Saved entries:
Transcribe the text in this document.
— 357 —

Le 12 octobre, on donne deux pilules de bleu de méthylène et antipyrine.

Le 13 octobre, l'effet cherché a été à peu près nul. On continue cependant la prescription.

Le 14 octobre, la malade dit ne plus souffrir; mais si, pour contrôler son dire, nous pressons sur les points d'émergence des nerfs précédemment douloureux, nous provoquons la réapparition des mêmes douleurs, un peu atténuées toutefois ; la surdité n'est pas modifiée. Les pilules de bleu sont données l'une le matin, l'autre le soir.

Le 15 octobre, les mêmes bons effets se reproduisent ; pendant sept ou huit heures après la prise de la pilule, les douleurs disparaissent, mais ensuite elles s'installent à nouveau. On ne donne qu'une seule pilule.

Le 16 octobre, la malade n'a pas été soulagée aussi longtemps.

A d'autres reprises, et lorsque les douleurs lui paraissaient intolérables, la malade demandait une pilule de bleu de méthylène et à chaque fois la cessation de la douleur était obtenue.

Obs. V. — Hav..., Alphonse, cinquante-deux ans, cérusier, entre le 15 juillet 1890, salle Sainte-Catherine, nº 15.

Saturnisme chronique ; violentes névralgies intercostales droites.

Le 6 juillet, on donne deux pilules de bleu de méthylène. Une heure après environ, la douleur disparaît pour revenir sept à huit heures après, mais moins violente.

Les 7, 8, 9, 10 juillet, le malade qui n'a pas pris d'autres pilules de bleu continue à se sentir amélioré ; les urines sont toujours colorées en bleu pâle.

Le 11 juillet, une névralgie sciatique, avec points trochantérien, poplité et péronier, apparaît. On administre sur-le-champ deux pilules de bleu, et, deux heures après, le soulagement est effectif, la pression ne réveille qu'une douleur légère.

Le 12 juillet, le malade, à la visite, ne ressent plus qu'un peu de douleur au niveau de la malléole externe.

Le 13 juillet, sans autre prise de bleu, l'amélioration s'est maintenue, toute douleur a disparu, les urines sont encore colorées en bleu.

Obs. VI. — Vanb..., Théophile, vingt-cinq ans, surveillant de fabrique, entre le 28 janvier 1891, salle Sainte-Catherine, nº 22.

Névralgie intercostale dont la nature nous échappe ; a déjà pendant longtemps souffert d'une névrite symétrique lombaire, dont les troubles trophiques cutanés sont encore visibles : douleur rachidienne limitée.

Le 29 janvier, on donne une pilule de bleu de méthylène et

...

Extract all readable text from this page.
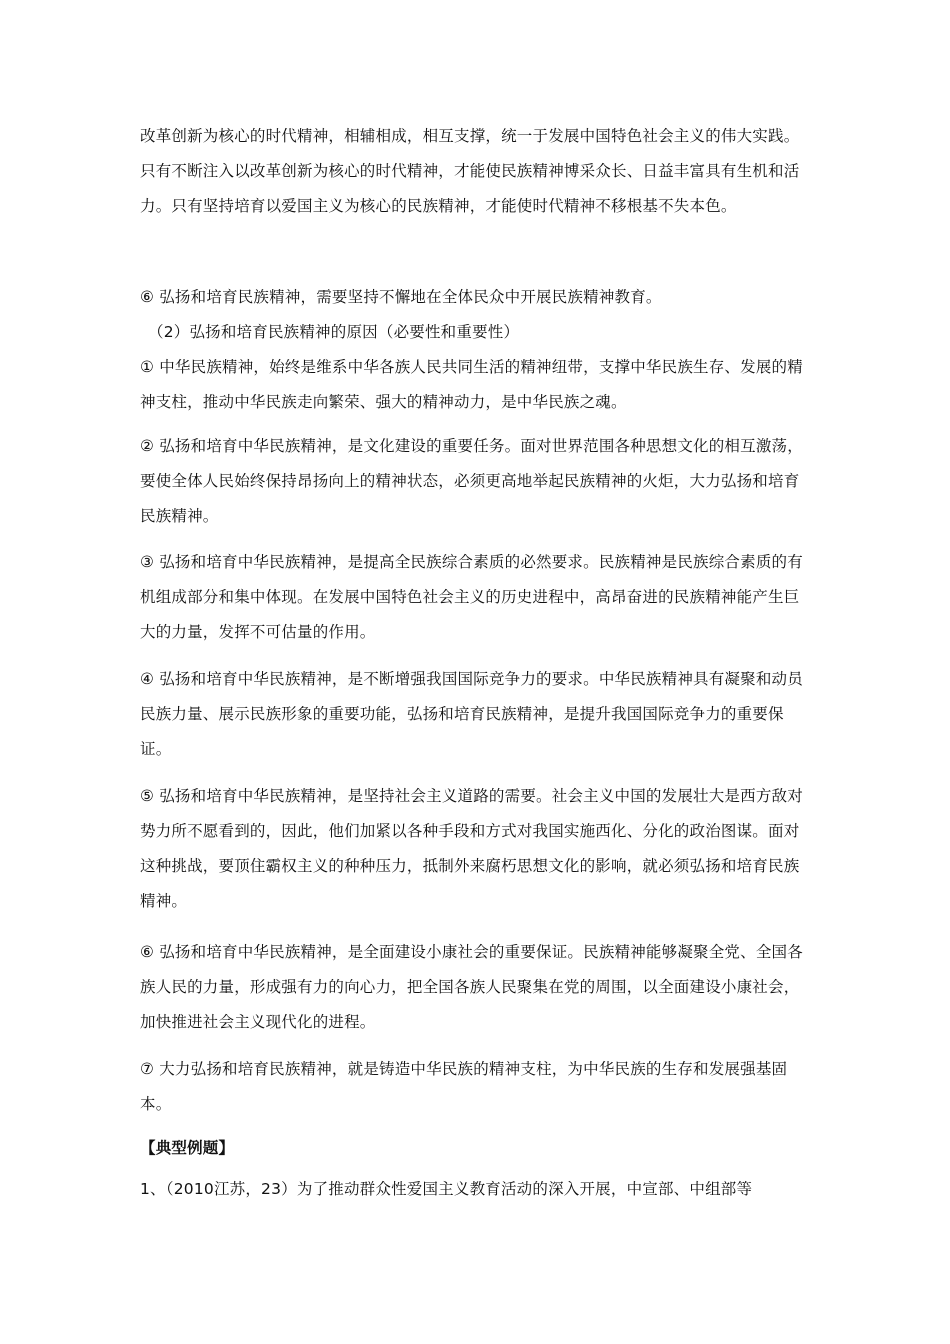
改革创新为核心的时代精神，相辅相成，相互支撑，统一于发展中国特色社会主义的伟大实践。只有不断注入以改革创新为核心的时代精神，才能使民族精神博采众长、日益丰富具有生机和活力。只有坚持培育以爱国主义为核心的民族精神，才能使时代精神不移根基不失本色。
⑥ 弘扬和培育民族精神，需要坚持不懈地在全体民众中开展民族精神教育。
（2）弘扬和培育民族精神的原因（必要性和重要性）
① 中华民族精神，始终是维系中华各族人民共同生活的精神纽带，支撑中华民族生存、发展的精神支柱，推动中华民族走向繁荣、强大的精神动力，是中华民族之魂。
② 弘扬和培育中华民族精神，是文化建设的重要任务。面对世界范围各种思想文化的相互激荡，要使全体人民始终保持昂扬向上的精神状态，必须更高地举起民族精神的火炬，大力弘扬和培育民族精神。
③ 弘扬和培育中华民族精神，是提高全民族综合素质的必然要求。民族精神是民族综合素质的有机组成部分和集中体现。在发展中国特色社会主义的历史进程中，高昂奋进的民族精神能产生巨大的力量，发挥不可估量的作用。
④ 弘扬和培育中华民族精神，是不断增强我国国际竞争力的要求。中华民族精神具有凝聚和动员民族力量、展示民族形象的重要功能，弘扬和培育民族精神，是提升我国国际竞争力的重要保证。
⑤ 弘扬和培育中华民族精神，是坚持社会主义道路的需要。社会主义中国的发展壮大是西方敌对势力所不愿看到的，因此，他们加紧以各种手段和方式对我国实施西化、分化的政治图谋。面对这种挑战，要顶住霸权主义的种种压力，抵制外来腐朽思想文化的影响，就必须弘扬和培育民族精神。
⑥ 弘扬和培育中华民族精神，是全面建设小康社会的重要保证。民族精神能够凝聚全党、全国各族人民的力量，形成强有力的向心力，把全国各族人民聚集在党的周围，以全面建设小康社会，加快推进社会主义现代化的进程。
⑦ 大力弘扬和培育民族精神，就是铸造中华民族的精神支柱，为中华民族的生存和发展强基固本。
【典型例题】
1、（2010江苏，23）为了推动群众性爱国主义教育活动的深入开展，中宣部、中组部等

*WHAT YOU HAVE TO DO:*
Return all lines with the word "plus" in them.

*SOLUTION TO THE EXERCISE:*
Le 14 octobre, la malade dit ne plus souffrir; mais si, pour contrôler son dire, nous pressons sur les points d'émergence des nerfs précédemment douloureux, nous provoquons la réapparition des mêmes douleurs, un peu atténuées toutefois ; la surdité n'est pas modifiée. Les pilules de bleu sont données l'une le matin, l'autre le soir.
Le 12 juillet, le malade, à la visite, ne ressent plus qu'un peu de douleur au niveau de la malléole externe.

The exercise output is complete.